> Required work:
Reproduce every one of the lines below without changing anything, and leave the pictures out of your copy.

> Listing:
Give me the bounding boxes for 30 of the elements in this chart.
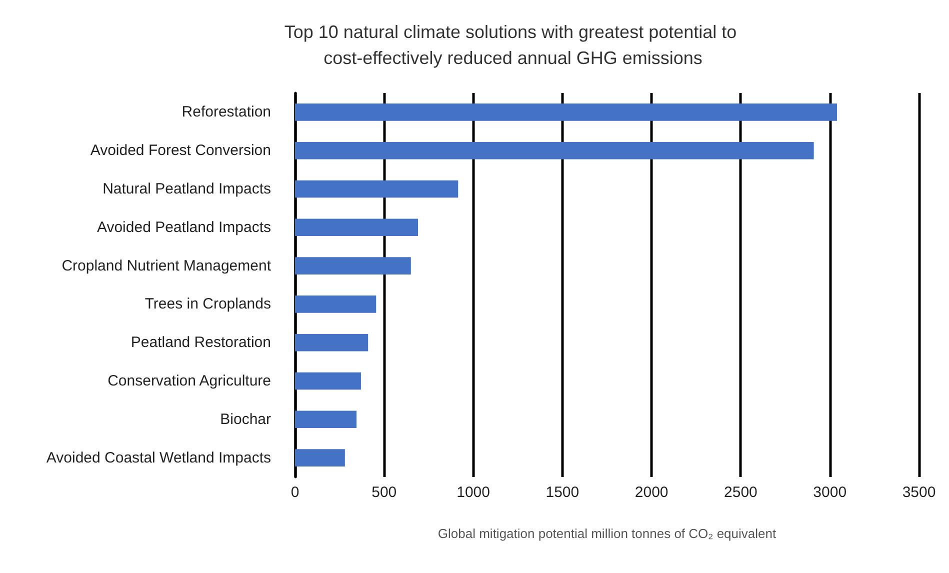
y-tick-label: Cropland Nutrient Management [62,257,272,274]
bar [295,218,418,236]
x-tick-label: 3500 [902,484,936,501]
bar [295,372,361,390]
x-tick-label: 2500 [724,484,758,501]
x-tick-label: 1000 [456,484,490,501]
bar [295,142,814,160]
x-tick-label: 500 [372,484,397,501]
chart-title: Top 10 natural climate solutions with greatest potential to cost-effectively reduced annual GHG emissions [284,22,742,68]
bar [295,449,345,466]
y-tick-label: Natural Peatland Impacts [102,180,271,198]
x-tick-label: 1500 [546,484,580,501]
bar [295,180,458,198]
x-axis-title: Global mitigation potential million tonnes of CO₂ equivalent [438,526,776,541]
bar [295,410,357,428]
x-tick-label: 3000 [813,484,847,501]
y-tick-label: Biochar [220,410,272,428]
x-tick-label: 2000 [634,484,668,501]
bar [295,334,368,352]
y-tick-label: Avoided Coastal Wetland Impacts [46,449,271,466]
bar [295,257,411,274]
y-tick-label: Avoided Forest Conversion [90,142,271,160]
y-tick-label: Trees in Croplands [144,296,271,313]
y-tick-label: Avoided Peatland Impacts [96,218,271,236]
y-tick-label: Reforestation [182,104,271,121]
y-tick-label: Conservation Agriculture [108,372,271,390]
y-tick-label: Peatland Restoration [130,334,271,352]
x-tick-label: 0 [290,484,300,501]
bar [295,296,376,313]
bar [295,104,837,121]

> Result of the task:
Give me the bounding boxes for 30 of the elements in this chart.
y-tick-label: Cropland Nutrient Management [62,257,272,274]
bar [295,218,418,236]
x-tick-label: 3500 [902,484,936,501]
bar [295,372,361,390]
x-tick-label: 2500 [724,484,758,501]
x-tick-label: 1000 [456,484,490,501]
bar [295,142,814,160]
x-tick-label: 500 [372,484,397,501]
chart-title: Top 10 natural climate solutions with greatest potential to cost-effectively reduced annual GHG emissions [284,22,742,68]
bar [295,449,345,466]
y-tick-label: Natural Peatland Impacts [102,180,271,198]
x-tick-label: 1500 [546,484,580,501]
bar [295,180,458,198]
x-axis-title: Global mitigation potential million tonnes of CO₂ equivalent [438,526,776,541]
bar [295,410,357,428]
x-tick-label: 3000 [813,484,847,501]
y-tick-label: Biochar [220,410,272,428]
x-tick-label: 2000 [634,484,668,501]
bar [295,334,368,352]
y-tick-label: Avoided Coastal Wetland Impacts [46,449,271,466]
bar [295,257,411,274]
y-tick-label: Avoided Forest Conversion [90,142,271,160]
y-tick-label: Trees in Croplands [144,296,271,313]
y-tick-label: Avoided Peatland Impacts [96,218,271,236]
y-tick-label: Reforestation [182,104,271,121]
y-tick-label: Conservation Agriculture [108,372,271,390]
y-tick-label: Peatland Restoration [130,334,271,352]
x-tick-label: 0 [290,484,300,501]
bar [295,296,376,313]
bar [295,104,837,121]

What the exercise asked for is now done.